* [EXERCISE GOAL]:
Tally the lines containing "Visitor" and report the number alone.

# # # # #

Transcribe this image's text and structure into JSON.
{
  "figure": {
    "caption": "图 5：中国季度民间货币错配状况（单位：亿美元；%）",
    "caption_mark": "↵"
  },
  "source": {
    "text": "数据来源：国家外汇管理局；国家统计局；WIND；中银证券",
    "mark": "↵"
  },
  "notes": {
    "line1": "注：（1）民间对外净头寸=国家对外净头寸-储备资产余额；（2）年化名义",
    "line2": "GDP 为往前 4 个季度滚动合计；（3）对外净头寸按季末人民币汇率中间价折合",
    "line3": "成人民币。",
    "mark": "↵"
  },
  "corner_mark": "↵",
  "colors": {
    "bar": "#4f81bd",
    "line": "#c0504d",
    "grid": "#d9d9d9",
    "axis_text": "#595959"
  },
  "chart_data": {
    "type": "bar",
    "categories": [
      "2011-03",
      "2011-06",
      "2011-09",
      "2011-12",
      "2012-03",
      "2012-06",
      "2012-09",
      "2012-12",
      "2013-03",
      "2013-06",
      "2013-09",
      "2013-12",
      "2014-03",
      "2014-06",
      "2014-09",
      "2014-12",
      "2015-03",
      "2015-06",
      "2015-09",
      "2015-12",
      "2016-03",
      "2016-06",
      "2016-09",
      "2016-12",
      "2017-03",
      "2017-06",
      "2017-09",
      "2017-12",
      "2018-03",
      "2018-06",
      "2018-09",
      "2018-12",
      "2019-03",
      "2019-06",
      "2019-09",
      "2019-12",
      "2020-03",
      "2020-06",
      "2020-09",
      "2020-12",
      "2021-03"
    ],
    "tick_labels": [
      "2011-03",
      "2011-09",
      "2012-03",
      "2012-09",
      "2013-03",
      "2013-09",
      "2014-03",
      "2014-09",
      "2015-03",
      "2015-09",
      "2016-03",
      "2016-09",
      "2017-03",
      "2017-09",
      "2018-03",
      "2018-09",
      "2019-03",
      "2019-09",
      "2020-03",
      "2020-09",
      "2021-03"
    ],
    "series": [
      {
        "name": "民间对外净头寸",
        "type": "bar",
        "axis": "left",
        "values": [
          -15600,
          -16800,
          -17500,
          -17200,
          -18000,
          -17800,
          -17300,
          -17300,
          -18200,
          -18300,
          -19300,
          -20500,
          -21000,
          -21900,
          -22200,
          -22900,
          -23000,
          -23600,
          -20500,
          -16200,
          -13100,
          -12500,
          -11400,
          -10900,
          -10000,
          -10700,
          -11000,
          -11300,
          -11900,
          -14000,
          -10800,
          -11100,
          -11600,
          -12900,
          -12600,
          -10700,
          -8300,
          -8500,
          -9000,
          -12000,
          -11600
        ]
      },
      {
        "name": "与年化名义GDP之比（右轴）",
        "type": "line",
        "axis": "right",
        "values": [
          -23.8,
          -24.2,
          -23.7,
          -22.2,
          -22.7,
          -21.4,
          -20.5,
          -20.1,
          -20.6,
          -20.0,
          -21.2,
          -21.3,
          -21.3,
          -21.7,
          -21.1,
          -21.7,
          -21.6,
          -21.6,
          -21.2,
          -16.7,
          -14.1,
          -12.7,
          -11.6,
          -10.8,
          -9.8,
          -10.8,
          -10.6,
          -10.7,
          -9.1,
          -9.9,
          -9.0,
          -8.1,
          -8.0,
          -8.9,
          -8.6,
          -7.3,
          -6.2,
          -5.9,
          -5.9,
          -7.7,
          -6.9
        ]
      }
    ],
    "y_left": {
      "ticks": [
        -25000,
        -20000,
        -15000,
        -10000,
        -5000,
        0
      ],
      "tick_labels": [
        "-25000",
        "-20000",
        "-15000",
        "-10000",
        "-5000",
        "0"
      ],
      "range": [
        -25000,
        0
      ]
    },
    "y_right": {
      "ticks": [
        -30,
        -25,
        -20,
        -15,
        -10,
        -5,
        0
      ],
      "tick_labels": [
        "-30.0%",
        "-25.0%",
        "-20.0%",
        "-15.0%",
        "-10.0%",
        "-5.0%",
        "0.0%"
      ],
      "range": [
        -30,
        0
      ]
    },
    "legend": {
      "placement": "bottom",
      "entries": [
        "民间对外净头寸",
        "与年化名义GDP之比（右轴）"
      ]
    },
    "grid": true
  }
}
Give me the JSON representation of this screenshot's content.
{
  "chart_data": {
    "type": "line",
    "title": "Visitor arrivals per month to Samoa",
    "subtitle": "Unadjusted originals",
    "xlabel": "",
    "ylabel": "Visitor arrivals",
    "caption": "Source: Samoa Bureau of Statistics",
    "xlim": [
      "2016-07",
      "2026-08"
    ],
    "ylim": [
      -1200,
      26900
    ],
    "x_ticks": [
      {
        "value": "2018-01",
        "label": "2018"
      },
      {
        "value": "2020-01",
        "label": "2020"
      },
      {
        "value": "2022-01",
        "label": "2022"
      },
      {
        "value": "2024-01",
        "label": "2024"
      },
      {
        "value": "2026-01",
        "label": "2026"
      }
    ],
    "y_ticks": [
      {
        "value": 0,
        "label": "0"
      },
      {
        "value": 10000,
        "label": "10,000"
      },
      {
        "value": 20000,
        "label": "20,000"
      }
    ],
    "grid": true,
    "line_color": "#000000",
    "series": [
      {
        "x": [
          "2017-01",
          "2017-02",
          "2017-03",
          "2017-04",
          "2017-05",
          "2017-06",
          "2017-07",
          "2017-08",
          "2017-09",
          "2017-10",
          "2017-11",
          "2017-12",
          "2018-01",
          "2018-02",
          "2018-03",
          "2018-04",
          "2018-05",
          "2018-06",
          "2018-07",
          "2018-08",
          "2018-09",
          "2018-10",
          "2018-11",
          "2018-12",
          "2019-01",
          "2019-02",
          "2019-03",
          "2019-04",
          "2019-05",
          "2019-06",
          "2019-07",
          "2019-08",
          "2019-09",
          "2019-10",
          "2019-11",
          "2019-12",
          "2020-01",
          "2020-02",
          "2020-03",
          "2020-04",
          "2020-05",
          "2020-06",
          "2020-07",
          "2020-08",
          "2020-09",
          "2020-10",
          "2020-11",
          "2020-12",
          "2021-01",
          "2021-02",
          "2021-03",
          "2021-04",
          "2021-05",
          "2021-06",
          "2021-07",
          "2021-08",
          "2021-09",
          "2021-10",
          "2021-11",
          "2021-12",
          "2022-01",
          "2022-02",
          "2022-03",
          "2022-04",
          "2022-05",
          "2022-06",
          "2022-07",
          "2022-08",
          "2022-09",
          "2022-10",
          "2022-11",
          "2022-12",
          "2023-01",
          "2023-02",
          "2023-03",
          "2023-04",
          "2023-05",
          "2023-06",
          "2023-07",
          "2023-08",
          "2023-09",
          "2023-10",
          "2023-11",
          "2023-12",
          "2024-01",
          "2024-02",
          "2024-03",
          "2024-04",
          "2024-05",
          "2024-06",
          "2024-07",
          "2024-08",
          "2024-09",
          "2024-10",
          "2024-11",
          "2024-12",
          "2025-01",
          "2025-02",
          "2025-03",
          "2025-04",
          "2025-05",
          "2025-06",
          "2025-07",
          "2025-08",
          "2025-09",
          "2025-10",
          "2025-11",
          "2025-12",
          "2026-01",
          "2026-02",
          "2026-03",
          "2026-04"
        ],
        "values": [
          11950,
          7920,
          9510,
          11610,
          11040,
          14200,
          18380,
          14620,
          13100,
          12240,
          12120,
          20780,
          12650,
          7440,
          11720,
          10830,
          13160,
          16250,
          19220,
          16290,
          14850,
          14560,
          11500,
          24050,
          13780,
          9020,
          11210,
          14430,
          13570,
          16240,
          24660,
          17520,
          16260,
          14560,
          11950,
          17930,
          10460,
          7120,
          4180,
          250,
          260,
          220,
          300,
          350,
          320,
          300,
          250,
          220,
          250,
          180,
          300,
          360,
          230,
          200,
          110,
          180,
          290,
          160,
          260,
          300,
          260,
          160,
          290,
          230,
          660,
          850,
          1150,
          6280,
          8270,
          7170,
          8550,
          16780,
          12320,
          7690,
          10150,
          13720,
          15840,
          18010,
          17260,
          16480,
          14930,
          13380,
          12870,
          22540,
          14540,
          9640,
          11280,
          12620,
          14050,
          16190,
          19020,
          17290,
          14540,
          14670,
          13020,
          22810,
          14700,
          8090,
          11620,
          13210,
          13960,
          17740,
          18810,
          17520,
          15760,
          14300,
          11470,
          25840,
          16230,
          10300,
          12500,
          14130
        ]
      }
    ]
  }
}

# # # # #

* [FINISHED ANSWER]:
2